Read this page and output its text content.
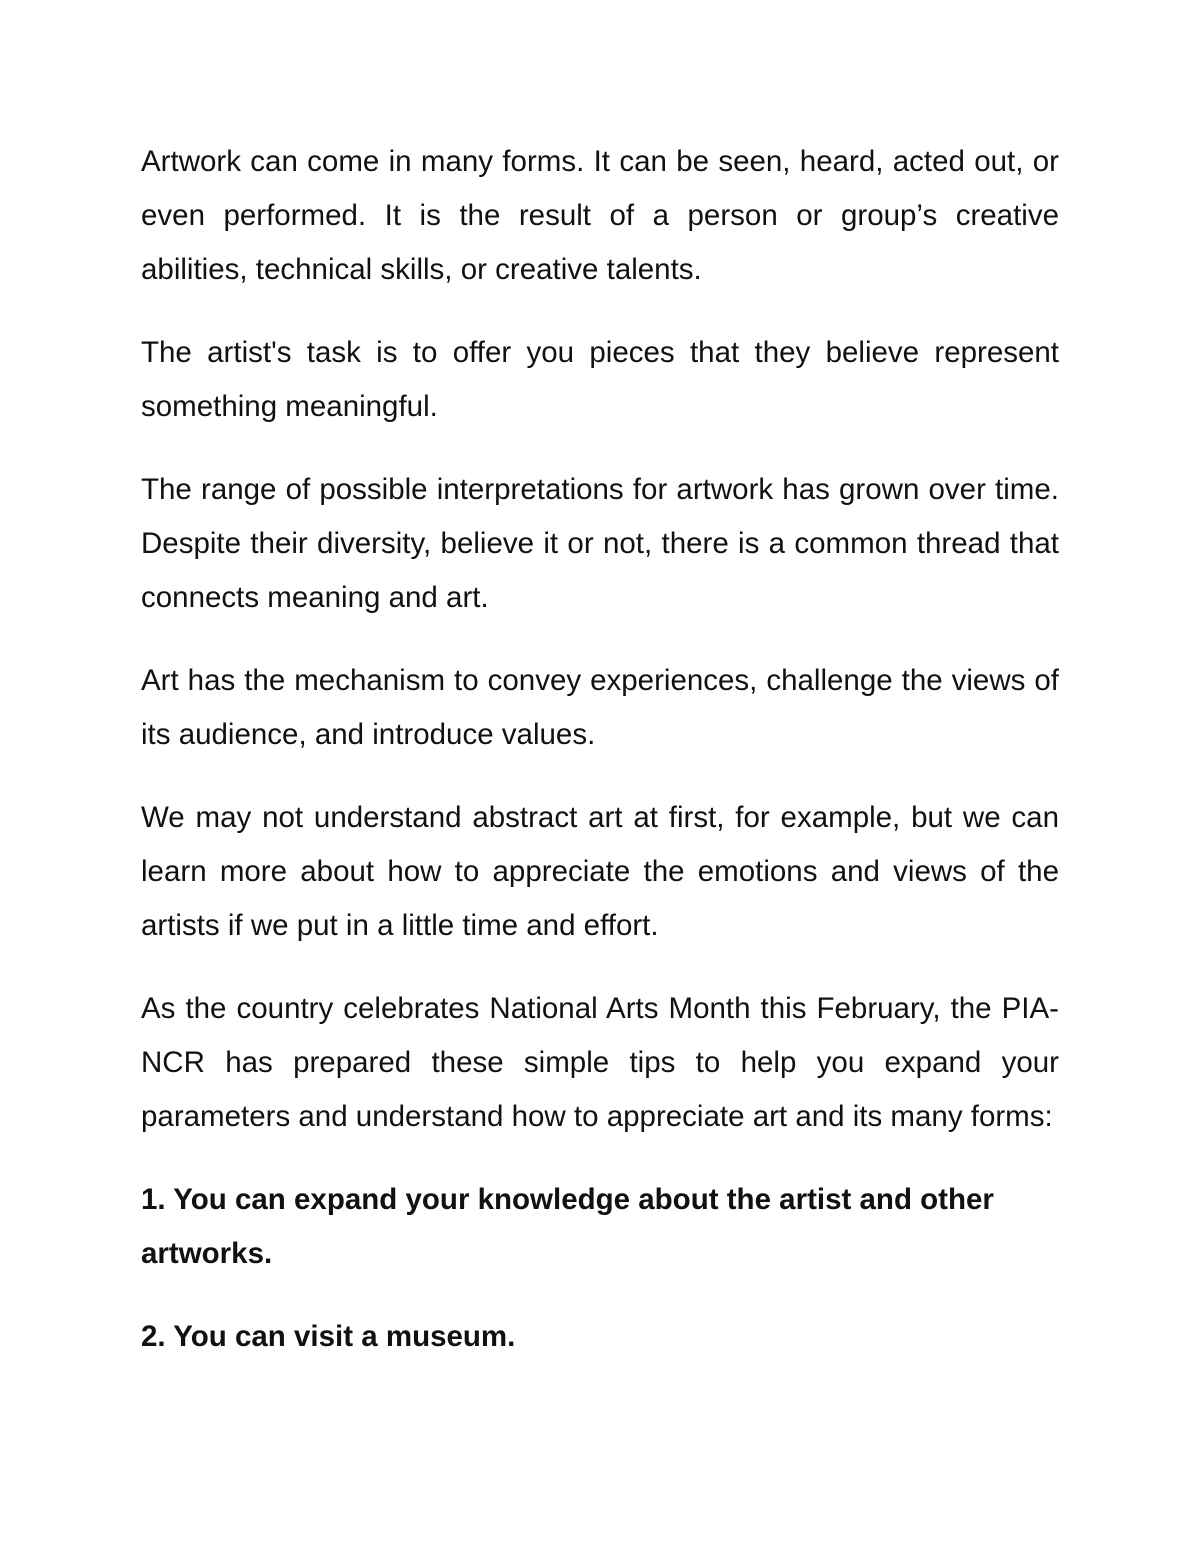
Artwork can come in many forms. It can be seen, heard, acted out, or even performed. It is the result of a person or group’s creative abilities, technical skills, or creative talents.

The artist's task is to offer you pieces that they believe represent something meaningful.

The range of possible interpretations for artwork has grown over time. Despite their diversity, believe it or not, there is a common thread that connects meaning and art.

Art has the mechanism to convey experiences, challenge the views of its audience, and introduce values.

We may not understand abstract art at first, for example, but we can learn more about how to appreciate the emotions and views of the artists if we put in a little time and effort.

As the country celebrates National Arts Month this February, the PIA-NCR has prepared these simple tips to help you expand your parameters and understand how to appreciate art and its many forms:

1. You can expand your knowledge about the artist and other artworks.

2. You can visit a museum.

-*-

Exercise objective ::
Gather up, from the records above, each line where the word "expand" appears.

Solution to this problem ::
As the country celebrates National Arts Month this February, the PIA-NCR has prepared these simple tips to help you expand your parameters and understand how to appreciate art and its many forms:
1. You can expand your knowledge about the artist and other artworks.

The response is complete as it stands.